Work to do:
Pictures do not belong in the copy; restate the records below word for word.

(Records contained in a dataset)
============
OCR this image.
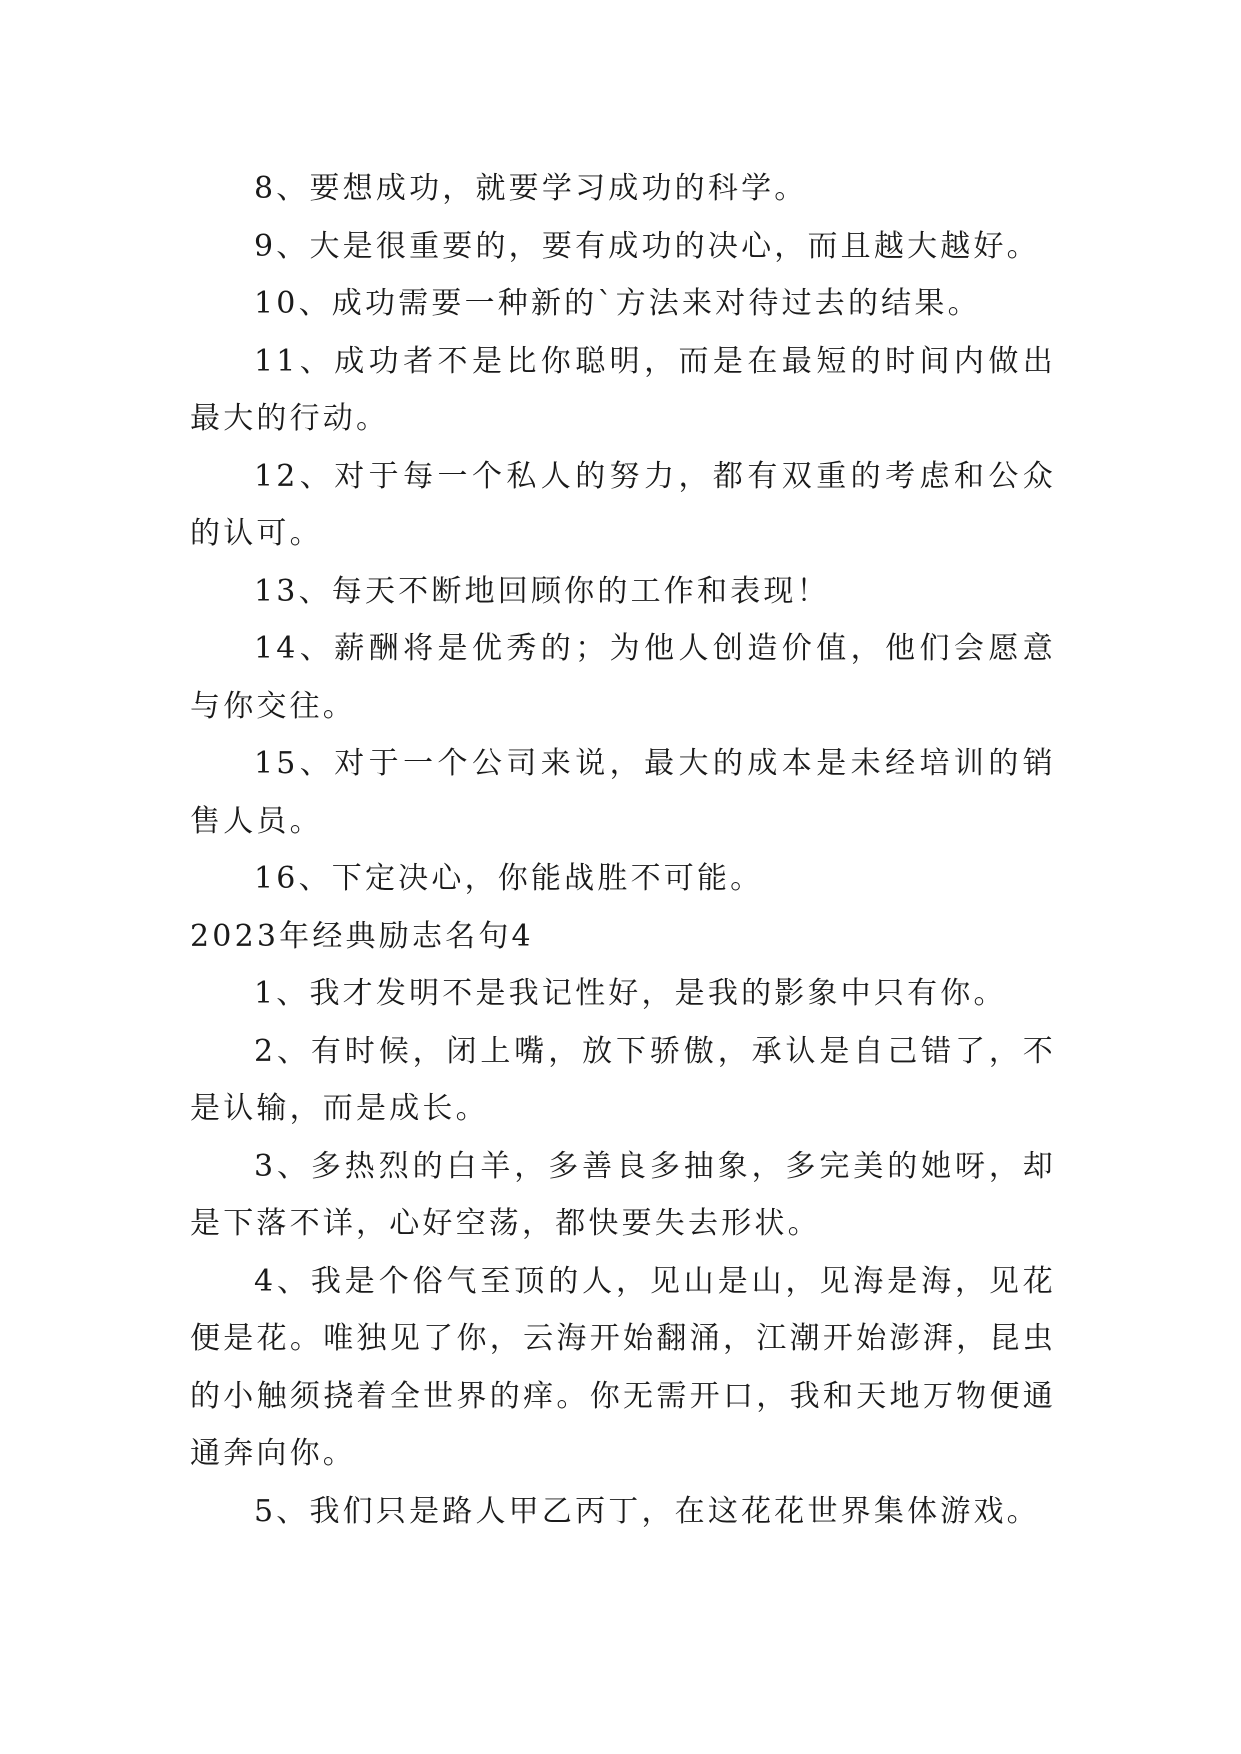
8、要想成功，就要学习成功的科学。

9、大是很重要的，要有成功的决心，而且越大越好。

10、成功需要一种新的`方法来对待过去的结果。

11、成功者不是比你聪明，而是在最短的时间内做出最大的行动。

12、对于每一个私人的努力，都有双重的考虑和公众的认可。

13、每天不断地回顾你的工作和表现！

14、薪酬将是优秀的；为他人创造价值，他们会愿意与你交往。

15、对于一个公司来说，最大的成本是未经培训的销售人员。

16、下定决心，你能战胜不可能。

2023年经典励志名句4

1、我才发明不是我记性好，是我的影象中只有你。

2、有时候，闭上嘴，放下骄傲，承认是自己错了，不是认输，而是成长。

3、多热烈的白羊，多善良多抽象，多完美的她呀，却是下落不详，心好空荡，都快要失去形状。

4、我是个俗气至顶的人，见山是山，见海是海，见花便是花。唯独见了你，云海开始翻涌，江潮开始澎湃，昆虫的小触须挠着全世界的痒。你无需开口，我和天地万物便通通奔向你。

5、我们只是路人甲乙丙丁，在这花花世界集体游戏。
============
Response below:
OCR this image.
8、要想成功，就要学习成功的科学。

9、大是很重要的，要有成功的决心，而且越大越好。

10、成功需要一种新的`方法来对待过去的结果。

11、成功者不是比你聪明，而是在最短的时间内做出最大的行动。

12、对于每一个私人的努力，都有双重的考虑和公众的认可。

13、每天不断地回顾你的工作和表现！

14、薪酬将是优秀的；为他人创造价值，他们会愿意与你交往。

15、对于一个公司来说，最大的成本是未经培训的销售人员。

16、下定决心，你能战胜不可能。

2023年经典励志名句4

1、我才发明不是我记性好，是我的影象中只有你。

2、有时候，闭上嘴，放下骄傲，承认是自己错了，不是认输，而是成长。

3、多热烈的白羊，多善良多抽象，多完美的她呀，却是下落不详，心好空荡，都快要失去形状。

4、我是个俗气至顶的人，见山是山，见海是海，见花便是花。唯独见了你，云海开始翻涌，江潮开始澎湃，昆虫的小触须挠着全世界的痒。你无需开口，我和天地万物便通通奔向你。

5、我们只是路人甲乙丙丁，在这花花世界集体游戏。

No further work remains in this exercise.